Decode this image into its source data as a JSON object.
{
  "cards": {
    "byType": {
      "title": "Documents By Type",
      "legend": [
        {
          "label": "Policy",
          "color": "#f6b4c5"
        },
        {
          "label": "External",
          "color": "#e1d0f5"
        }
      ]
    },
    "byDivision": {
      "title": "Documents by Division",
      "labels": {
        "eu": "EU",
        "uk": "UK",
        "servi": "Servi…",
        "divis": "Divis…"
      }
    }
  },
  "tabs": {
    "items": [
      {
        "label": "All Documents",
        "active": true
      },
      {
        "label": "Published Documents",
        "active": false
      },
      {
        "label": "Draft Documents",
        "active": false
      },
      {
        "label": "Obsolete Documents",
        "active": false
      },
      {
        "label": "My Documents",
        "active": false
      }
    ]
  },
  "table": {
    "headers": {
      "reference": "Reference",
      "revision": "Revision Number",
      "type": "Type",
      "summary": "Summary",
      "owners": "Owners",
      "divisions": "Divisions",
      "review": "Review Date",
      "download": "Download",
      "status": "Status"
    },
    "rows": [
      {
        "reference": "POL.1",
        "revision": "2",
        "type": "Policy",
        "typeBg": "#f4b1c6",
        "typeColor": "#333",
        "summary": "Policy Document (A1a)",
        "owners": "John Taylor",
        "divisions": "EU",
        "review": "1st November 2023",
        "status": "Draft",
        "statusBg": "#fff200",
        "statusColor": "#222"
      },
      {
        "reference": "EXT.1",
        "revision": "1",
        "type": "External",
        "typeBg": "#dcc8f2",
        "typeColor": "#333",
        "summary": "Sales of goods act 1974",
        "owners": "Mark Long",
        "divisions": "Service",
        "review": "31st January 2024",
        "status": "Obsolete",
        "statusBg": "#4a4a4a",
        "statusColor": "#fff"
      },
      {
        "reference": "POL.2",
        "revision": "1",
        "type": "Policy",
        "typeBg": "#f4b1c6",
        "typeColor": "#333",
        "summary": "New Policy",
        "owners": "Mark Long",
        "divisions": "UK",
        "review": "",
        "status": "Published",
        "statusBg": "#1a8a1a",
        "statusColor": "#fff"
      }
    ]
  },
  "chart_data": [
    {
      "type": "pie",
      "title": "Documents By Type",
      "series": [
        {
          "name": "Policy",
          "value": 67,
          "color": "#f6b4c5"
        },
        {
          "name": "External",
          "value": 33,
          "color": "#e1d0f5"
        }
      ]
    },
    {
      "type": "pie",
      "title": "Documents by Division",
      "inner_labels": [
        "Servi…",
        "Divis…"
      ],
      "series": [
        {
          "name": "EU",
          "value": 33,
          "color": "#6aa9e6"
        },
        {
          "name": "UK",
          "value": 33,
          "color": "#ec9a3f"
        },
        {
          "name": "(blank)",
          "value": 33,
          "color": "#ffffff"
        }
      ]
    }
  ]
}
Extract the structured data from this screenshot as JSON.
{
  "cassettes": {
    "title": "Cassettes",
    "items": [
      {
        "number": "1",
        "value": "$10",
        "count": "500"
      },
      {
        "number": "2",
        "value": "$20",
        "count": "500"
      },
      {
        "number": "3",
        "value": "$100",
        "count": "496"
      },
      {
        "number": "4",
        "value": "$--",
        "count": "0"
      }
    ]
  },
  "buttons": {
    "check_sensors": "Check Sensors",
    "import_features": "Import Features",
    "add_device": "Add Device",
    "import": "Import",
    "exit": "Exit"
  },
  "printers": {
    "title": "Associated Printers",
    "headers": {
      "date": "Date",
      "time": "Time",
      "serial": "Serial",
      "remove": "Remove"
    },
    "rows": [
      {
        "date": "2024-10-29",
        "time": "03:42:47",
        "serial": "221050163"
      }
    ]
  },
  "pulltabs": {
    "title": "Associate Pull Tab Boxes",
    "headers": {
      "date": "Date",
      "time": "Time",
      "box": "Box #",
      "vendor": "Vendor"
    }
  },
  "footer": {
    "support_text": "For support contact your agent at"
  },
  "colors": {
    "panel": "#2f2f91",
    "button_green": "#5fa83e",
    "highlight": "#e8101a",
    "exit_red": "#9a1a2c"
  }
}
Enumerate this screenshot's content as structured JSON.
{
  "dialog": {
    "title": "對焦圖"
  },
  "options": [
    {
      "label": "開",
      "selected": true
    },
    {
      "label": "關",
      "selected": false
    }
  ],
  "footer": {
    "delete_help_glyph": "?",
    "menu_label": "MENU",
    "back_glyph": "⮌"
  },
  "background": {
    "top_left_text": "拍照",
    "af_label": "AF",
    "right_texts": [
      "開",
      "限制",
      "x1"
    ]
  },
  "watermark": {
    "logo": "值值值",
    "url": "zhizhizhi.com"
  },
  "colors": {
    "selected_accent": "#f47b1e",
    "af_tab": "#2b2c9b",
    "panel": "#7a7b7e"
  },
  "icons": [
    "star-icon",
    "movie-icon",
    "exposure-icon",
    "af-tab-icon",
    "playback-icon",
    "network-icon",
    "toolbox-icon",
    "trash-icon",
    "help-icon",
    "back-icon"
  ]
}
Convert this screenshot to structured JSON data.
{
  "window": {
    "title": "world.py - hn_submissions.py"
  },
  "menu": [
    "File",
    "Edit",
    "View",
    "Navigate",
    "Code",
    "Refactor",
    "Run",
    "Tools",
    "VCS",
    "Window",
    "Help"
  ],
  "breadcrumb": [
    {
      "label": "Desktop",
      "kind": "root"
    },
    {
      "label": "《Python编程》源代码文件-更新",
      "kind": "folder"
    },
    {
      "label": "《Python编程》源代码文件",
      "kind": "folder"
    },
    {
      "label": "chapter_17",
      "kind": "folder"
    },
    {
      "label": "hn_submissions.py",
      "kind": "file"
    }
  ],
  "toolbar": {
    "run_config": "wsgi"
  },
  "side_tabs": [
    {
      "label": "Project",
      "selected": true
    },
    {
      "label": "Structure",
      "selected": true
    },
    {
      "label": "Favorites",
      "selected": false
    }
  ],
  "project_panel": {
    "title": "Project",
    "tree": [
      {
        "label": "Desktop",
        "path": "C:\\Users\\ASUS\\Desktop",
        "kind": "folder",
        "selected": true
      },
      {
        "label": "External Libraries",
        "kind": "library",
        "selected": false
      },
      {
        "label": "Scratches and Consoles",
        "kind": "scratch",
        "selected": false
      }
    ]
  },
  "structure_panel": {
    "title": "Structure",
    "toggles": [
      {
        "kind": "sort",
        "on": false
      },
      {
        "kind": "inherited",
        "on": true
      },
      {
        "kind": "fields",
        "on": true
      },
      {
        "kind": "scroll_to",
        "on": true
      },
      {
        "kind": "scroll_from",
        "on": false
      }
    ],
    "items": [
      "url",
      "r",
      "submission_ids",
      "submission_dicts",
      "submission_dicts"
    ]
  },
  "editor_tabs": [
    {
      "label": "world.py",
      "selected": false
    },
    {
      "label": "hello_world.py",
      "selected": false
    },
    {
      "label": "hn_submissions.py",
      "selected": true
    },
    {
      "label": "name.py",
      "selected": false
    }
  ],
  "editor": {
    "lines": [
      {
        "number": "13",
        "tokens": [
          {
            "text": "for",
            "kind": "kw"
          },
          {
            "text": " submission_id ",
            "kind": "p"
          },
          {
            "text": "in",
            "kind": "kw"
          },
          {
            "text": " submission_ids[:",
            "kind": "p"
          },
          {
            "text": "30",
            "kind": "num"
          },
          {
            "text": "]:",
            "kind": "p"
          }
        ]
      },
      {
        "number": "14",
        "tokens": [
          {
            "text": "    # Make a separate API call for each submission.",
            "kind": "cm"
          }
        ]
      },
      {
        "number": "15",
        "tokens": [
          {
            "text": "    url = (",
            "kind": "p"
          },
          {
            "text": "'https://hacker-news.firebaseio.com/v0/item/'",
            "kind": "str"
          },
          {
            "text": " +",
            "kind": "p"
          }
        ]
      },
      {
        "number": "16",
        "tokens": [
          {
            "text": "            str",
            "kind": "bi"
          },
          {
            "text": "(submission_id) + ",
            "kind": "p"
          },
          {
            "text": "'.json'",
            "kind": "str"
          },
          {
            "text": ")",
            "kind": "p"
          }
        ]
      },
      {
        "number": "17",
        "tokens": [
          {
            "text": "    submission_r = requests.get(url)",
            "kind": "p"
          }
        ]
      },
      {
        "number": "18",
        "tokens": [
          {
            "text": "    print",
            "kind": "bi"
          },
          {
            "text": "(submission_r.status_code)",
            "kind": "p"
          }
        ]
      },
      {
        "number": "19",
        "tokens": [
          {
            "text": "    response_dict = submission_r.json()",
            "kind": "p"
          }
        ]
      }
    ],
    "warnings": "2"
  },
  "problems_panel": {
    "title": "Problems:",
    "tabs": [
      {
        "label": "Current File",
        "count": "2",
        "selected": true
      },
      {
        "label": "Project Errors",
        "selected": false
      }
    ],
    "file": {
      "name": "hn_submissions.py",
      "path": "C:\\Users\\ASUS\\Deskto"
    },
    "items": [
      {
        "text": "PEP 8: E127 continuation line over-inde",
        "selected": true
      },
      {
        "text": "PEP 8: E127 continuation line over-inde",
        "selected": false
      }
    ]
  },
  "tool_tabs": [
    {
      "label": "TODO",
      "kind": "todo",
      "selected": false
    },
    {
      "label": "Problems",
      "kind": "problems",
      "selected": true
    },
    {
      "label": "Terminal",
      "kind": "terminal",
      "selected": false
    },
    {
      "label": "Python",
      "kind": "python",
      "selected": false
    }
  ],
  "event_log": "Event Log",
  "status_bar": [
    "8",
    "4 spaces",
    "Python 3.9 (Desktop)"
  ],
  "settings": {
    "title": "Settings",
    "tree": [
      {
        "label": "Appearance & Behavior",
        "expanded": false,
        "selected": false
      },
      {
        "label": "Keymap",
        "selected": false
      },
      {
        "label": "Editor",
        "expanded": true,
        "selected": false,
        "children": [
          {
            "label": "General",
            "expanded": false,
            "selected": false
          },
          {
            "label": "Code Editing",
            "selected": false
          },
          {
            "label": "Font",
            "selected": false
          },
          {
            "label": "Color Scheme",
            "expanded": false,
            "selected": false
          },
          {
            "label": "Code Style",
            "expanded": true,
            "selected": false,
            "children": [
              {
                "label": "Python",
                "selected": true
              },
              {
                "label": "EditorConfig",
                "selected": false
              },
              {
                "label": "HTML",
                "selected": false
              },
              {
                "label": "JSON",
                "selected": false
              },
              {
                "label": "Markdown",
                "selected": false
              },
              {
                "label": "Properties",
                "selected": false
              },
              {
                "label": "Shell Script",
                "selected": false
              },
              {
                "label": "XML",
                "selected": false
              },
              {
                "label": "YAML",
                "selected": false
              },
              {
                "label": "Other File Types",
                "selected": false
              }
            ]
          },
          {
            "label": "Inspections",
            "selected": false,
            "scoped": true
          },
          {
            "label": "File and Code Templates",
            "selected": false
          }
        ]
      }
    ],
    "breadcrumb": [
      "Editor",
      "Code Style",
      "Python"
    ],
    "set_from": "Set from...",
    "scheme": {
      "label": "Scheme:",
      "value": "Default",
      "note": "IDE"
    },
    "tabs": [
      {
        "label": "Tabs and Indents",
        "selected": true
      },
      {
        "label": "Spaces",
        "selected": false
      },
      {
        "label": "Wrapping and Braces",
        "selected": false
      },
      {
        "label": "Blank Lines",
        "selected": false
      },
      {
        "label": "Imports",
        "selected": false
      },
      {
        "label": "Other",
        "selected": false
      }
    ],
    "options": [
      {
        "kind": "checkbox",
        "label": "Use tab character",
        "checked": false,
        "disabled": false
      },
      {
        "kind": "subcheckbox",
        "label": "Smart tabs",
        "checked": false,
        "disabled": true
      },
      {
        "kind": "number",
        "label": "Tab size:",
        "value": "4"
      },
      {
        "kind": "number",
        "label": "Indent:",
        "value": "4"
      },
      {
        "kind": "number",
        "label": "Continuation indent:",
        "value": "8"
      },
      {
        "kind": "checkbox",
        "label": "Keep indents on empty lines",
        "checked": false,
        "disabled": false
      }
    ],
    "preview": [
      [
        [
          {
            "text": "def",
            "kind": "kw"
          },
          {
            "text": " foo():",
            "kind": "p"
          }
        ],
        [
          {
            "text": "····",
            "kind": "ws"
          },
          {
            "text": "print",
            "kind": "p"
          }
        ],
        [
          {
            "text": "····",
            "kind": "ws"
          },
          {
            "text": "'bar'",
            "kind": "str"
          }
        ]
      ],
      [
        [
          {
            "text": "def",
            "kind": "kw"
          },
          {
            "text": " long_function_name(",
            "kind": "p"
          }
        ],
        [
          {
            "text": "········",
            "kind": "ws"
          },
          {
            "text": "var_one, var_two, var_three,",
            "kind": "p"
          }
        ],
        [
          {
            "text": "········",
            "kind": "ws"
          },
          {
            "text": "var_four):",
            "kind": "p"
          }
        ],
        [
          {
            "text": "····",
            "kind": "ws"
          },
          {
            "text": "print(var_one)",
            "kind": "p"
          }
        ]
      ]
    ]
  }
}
-*-
Work instructions: Find the lines containing "path" and list every one of them.

The completed task:
        "path": "C:\\Users\\ASUS\\Desktop",
      "path": "C:\\Users\\ASUS\\Deskto"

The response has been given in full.